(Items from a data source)
********************
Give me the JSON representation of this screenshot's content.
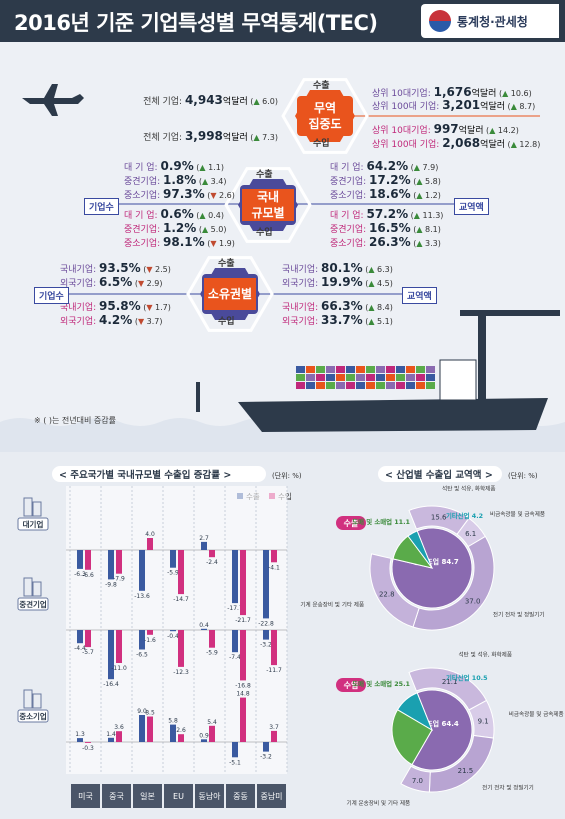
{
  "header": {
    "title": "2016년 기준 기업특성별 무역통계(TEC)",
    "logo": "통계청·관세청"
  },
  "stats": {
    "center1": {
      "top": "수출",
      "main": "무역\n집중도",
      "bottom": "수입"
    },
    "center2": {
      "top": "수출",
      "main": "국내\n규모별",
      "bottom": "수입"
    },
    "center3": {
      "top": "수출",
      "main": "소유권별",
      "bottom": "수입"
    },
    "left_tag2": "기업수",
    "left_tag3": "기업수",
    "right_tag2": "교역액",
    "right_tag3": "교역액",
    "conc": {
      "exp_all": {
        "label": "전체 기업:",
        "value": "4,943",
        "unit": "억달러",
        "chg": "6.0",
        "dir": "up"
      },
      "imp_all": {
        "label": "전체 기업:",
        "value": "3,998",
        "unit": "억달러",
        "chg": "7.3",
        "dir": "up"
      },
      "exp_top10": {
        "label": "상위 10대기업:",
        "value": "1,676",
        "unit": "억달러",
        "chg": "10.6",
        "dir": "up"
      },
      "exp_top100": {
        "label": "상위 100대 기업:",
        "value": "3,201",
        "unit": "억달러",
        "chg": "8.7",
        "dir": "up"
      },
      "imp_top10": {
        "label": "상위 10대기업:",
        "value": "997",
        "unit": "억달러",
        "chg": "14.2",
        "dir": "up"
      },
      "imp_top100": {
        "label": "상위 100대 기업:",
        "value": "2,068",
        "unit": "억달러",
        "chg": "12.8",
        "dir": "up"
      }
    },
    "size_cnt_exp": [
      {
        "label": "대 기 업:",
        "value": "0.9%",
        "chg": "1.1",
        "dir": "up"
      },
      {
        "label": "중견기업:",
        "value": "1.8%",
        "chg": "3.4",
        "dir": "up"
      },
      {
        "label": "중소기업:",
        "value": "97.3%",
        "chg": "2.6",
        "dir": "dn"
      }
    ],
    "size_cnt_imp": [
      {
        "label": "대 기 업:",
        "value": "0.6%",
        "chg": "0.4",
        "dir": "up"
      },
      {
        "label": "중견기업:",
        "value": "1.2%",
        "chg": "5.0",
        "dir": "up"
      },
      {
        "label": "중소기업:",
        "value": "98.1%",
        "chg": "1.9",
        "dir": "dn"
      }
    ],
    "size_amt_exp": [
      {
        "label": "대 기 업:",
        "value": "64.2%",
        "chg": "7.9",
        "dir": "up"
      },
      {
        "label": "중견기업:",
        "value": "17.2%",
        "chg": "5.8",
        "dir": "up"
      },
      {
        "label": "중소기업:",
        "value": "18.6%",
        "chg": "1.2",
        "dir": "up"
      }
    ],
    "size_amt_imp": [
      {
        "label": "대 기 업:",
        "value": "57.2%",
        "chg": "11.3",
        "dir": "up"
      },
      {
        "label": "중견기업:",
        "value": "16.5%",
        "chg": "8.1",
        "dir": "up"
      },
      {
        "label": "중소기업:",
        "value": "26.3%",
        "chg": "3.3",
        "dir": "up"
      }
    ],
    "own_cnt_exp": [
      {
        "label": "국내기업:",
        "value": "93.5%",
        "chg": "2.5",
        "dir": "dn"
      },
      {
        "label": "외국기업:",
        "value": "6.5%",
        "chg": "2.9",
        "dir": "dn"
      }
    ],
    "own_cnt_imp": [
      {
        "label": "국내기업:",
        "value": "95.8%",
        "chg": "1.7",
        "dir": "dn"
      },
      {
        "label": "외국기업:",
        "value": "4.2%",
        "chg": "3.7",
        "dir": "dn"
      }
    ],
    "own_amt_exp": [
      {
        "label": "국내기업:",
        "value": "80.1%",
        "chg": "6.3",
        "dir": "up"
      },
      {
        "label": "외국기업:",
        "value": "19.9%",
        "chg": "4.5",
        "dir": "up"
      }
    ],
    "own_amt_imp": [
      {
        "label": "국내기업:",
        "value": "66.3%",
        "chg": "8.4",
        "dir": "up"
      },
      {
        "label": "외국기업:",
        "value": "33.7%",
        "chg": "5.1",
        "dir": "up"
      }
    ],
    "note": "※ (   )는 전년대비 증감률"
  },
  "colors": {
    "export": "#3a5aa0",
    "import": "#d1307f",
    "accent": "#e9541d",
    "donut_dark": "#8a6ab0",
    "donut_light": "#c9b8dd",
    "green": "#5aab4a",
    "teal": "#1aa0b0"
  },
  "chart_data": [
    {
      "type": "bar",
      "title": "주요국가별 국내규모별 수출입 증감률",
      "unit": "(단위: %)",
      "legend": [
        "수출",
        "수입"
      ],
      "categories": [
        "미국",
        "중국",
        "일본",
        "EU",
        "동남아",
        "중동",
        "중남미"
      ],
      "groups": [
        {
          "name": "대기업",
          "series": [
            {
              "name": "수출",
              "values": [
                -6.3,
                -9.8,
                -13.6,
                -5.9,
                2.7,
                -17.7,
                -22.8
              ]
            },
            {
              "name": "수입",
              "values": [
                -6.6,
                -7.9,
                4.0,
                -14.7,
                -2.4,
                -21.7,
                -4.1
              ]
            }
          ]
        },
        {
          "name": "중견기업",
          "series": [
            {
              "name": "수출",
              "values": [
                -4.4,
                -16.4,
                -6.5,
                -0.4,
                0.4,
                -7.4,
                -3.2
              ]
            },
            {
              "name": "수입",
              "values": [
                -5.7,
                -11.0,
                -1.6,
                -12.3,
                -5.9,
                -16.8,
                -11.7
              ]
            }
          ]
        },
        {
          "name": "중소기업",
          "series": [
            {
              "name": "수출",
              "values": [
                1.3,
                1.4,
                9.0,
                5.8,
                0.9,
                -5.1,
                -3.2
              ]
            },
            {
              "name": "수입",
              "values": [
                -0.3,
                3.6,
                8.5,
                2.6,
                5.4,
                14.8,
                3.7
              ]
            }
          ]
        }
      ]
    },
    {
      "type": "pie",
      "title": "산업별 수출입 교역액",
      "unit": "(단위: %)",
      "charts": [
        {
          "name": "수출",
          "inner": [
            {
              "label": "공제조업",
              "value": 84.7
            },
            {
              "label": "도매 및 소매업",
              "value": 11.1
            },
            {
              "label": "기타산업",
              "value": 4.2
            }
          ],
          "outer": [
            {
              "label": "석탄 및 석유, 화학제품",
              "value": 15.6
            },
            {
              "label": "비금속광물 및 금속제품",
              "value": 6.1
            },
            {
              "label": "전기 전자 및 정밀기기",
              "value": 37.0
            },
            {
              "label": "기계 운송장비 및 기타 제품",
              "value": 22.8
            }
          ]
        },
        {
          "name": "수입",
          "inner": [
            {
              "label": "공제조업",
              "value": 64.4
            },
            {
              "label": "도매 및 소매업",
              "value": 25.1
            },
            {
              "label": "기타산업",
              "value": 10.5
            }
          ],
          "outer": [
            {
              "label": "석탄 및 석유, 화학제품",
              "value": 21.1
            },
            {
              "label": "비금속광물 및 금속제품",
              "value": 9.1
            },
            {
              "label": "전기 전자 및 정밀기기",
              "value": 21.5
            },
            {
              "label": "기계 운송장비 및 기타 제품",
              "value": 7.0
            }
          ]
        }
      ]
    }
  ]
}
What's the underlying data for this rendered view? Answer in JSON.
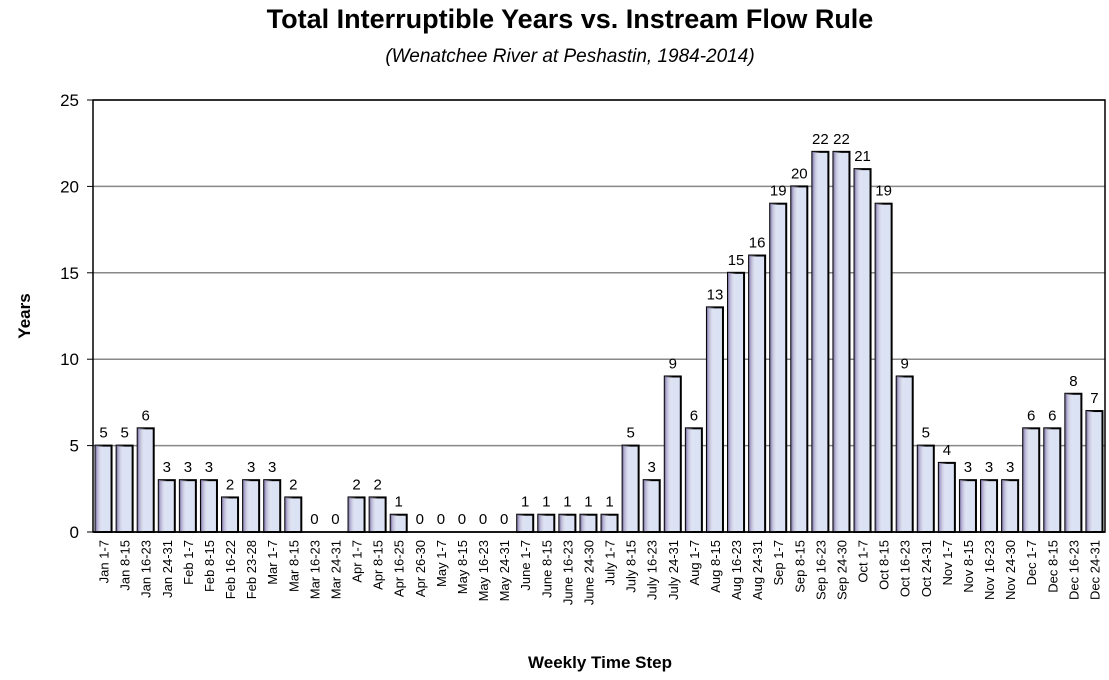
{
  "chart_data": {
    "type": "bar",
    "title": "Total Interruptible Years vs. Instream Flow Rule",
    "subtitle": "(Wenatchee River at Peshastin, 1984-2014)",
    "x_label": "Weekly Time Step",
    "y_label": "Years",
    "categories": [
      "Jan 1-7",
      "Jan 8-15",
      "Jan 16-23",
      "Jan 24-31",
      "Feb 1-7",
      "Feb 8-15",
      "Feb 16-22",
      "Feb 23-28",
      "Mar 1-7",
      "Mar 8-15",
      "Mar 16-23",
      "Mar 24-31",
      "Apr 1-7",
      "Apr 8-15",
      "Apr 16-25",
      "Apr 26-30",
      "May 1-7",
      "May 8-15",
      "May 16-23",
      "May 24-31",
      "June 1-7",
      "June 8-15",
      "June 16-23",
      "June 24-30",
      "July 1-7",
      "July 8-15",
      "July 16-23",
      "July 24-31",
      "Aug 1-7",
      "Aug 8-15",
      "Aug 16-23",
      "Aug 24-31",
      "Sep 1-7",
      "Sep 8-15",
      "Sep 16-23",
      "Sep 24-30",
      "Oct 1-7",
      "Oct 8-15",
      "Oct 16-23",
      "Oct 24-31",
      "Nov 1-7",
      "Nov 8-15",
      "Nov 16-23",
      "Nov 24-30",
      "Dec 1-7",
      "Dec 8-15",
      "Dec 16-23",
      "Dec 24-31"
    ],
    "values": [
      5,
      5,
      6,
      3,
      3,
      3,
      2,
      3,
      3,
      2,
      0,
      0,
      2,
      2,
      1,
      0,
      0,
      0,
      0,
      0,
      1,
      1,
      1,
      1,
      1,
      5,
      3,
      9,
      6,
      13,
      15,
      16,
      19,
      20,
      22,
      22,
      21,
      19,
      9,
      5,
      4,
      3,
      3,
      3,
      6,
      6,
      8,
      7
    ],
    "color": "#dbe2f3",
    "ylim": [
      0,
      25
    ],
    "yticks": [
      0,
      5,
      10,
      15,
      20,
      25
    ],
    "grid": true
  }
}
********************
* _INSTRUCTION_:
Extract every line containing the string "Years" from the data above.

* _FULL SOLUTION_:
    "title": "Total Interruptible Years vs. Instream Flow Rule",
    "y_label": "Years",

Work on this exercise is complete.